About this task:
Each entry, in full: reproduce it exactly.

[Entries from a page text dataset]

····················

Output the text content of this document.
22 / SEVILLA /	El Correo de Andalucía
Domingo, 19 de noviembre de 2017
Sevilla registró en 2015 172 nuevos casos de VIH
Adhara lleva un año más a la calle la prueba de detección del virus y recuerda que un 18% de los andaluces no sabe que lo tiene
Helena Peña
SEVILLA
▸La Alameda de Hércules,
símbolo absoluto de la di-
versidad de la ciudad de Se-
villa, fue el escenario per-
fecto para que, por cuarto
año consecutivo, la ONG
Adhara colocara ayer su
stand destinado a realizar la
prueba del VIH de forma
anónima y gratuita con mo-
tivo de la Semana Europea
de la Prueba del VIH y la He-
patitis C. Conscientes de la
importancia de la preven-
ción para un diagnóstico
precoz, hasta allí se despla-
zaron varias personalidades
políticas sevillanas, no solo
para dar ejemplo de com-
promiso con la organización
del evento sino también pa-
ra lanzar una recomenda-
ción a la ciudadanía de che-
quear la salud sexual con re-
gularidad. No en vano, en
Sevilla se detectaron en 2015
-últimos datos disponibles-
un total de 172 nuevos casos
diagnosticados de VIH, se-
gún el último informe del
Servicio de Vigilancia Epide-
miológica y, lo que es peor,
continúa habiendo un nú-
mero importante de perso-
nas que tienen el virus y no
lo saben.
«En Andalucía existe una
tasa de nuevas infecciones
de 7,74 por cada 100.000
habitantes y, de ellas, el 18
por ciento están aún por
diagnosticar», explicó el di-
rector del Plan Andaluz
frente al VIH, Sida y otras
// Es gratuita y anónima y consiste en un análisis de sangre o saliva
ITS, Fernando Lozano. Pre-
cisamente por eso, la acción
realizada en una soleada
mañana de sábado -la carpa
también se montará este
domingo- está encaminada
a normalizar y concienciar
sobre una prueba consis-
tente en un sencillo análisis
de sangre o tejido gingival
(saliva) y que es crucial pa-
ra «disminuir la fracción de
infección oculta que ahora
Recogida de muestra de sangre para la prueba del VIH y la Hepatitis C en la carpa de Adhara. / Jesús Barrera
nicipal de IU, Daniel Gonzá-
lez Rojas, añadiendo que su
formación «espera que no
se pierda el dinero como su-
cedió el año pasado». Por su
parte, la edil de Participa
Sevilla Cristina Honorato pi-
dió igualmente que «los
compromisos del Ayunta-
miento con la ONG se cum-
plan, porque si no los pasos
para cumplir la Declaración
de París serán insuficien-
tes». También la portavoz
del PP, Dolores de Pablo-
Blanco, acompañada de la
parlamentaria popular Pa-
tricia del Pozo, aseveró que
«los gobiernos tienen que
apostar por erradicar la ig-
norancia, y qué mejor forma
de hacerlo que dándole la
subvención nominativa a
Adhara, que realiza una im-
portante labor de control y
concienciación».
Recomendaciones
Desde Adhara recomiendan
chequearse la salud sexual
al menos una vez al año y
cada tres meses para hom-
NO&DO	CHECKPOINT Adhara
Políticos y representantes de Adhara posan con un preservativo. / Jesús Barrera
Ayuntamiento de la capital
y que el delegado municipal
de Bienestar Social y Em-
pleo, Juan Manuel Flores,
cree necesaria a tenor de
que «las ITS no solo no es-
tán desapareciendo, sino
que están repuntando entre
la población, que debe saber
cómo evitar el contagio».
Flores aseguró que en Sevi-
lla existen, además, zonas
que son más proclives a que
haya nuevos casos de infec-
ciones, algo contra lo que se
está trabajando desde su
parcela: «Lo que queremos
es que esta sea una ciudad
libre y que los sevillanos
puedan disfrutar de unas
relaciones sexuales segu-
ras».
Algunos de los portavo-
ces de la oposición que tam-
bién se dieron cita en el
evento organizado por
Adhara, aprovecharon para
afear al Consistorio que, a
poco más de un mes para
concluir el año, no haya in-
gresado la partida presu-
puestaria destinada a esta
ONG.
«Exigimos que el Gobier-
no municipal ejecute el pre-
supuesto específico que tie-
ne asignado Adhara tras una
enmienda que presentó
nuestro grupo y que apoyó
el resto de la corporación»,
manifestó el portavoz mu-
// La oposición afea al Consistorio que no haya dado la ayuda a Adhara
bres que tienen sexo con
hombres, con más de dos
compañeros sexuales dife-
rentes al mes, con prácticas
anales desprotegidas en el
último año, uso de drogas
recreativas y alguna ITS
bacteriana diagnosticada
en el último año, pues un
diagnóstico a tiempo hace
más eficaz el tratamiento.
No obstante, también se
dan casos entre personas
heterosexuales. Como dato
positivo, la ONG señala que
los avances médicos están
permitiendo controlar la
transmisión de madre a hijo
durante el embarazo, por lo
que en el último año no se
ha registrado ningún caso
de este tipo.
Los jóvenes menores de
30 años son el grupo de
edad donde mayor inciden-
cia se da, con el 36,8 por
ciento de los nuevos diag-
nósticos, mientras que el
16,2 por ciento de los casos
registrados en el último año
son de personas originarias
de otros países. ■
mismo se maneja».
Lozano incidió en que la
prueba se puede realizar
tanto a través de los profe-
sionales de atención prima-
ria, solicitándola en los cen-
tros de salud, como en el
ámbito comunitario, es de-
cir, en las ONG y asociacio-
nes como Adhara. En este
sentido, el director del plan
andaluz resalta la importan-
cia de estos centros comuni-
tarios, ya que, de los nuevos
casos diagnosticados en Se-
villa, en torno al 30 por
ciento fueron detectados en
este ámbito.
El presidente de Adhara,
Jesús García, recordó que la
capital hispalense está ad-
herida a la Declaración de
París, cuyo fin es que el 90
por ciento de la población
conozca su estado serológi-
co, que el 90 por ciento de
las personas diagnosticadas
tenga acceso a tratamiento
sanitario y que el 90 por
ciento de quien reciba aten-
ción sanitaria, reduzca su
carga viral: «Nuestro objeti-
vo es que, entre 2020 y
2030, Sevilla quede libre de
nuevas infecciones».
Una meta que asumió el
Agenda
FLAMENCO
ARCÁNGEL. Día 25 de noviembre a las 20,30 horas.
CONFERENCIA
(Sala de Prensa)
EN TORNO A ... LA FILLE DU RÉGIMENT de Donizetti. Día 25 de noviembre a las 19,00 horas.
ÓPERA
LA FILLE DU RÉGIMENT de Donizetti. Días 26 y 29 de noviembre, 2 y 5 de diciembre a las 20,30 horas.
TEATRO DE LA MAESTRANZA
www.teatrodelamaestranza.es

····················

Exercise response:
Output the text content of this document.
22 / SEVILLA /	El Correo de Andalucía
Domingo, 19 de noviembre de 2017
Sevilla registró en 2015 172 nuevos casos de VIH
Adhara lleva un año más a la calle la prueba de detección del virus y recuerda que un 18% de los andaluces no sabe que lo tiene
Helena Peña
SEVILLA
▸La Alameda de Hércules,
símbolo absoluto de la di-
versidad de la ciudad de Se-
villa, fue el escenario per-
fecto para que, por cuarto
año consecutivo, la ONG
Adhara colocara ayer su
stand destinado a realizar la
prueba del VIH de forma
anónima y gratuita con mo-
tivo de la Semana Europea
de la Prueba del VIH y la He-
patitis C. Conscientes de la
importancia de la preven-
ción para un diagnóstico
precoz, hasta allí se despla-
zaron varias personalidades
políticas sevillanas, no solo
para dar ejemplo de com-
promiso con la organización
del evento sino también pa-
ra lanzar una recomenda-
ción a la ciudadanía de che-
quear la salud sexual con re-
gularidad. No en vano, en
Sevilla se detectaron en 2015
-últimos datos disponibles-
un total de 172 nuevos casos
diagnosticados de VIH, se-
gún el último informe del
Servicio de Vigilancia Epide-
miológica y, lo que es peor,
continúa habiendo un nú-
mero importante de perso-
nas que tienen el virus y no
lo saben.
«En Andalucía existe una
tasa de nuevas infecciones
de 7,74 por cada 100.000
habitantes y, de ellas, el 18
por ciento están aún por
diagnosticar», explicó el di-
rector del Plan Andaluz
frente al VIH, Sida y otras
// Es gratuita y anónima y consiste en un análisis de sangre o saliva
ITS, Fernando Lozano. Pre-
cisamente por eso, la acción
realizada en una soleada
mañana de sábado -la carpa
también se montará este
domingo- está encaminada
a normalizar y concienciar
sobre una prueba consis-
tente en un sencillo análisis
de sangre o tejido gingival
(saliva) y que es crucial pa-
ra «disminuir la fracción de
infección oculta que ahora
Recogida de muestra de sangre para la prueba del VIH y la Hepatitis C en la carpa de Adhara. / Jesús Barrera
nicipal de IU, Daniel Gonzá-
lez Rojas, añadiendo que su
formación «espera que no
se pierda el dinero como su-
cedió el año pasado». Por su
parte, la edil de Participa
Sevilla Cristina Honorato pi-
dió igualmente que «los
compromisos del Ayunta-
miento con la ONG se cum-
plan, porque si no los pasos
para cumplir la Declaración
de París serán insuficien-
tes». También la portavoz
del PP, Dolores de Pablo-
Blanco, acompañada de la
parlamentaria popular Pa-
tricia del Pozo, aseveró que
«los gobiernos tienen que
apostar por erradicar la ig-
norancia, y qué mejor forma
de hacerlo que dándole la
subvención nominativa a
Adhara, que realiza una im-
portante labor de control y
concienciación».
Recomendaciones
Desde Adhara recomiendan
chequearse la salud sexual
al menos una vez al año y
cada tres meses para hom-
NO&DO	CHECKPOINT Adhara
Políticos y representantes de Adhara posan con un preservativo. / Jesús Barrera
Ayuntamiento de la capital
y que el delegado municipal
de Bienestar Social y Em-
pleo, Juan Manuel Flores,
cree necesaria a tenor de
que «las ITS no solo no es-
tán desapareciendo, sino
que están repuntando entre
la población, que debe saber
cómo evitar el contagio».
Flores aseguró que en Sevi-
lla existen, además, zonas
que son más proclives a que
haya nuevos casos de infec-
ciones, algo contra lo que se
está trabajando desde su
parcela: «Lo que queremos
es que esta sea una ciudad
libre y que los sevillanos
puedan disfrutar de unas
relaciones sexuales segu-
ras».
Algunos de los portavo-
ces de la oposición que tam-
bién se dieron cita en el
evento organizado por
Adhara, aprovecharon para
afear al Consistorio que, a
poco más de un mes para
concluir el año, no haya in-
gresado la partida presu-
puestaria destinada a esta
ONG.
«Exigimos que el Gobier-
no municipal ejecute el pre-
supuesto específico que tie-
ne asignado Adhara tras una
enmienda que presentó
nuestro grupo y que apoyó
el resto de la corporación»,
manifestó el portavoz mu-
// La oposición afea al Consistorio que no haya dado la ayuda a Adhara
bres que tienen sexo con
hombres, con más de dos
compañeros sexuales dife-
rentes al mes, con prácticas
anales desprotegidas en el
último año, uso de drogas
recreativas y alguna ITS
bacteriana diagnosticada
en el último año, pues un
diagnóstico a tiempo hace
más eficaz el tratamiento.
No obstante, también se
dan casos entre personas
heterosexuales. Como dato
positivo, la ONG señala que
los avances médicos están
permitiendo controlar la
transmisión de madre a hijo
durante el embarazo, por lo
que en el último año no se
ha registrado ningún caso
de este tipo.
Los jóvenes menores de
30 años son el grupo de
edad donde mayor inciden-
cia se da, con el 36,8 por
ciento de los nuevos diag-
nósticos, mientras que el
16,2 por ciento de los casos
registrados en el último año
son de personas originarias
de otros países. ■
mismo se maneja».
Lozano incidió en que la
prueba se puede realizar
tanto a través de los profe-
sionales de atención prima-
ria, solicitándola en los cen-
tros de salud, como en el
ámbito comunitario, es de-
cir, en las ONG y asociacio-
nes como Adhara. En este
sentido, el director del plan
andaluz resalta la importan-
cia de estos centros comuni-
tarios, ya que, de los nuevos
casos diagnosticados en Se-
villa, en torno al 30 por
ciento fueron detectados en
este ámbito.
El presidente de Adhara,
Jesús García, recordó que la
capital hispalense está ad-
herida a la Declaración de
París, cuyo fin es que el 90
por ciento de la población
conozca su estado serológi-
co, que el 90 por ciento de
las personas diagnosticadas
tenga acceso a tratamiento
sanitario y que el 90 por
ciento de quien reciba aten-
ción sanitaria, reduzca su
carga viral: «Nuestro objeti-
vo es que, entre 2020 y
2030, Sevilla quede libre de
nuevas infecciones».
Una meta que asumió el
Agenda
FLAMENCO
ARCÁNGEL. Día 25 de noviembre a las 20,30 horas.
CONFERENCIA
(Sala de Prensa)
EN TORNO A ... LA FILLE DU RÉGIMENT de Donizetti. Día 25 de noviembre a las 19,00 horas.
ÓPERA
LA FILLE DU RÉGIMENT de Donizetti. Días 26 y 29 de noviembre, 2 y 5 de diciembre a las 20,30 horas.
TEATRO DE LA MAESTRANZA
www.teatrodelamaestranza.es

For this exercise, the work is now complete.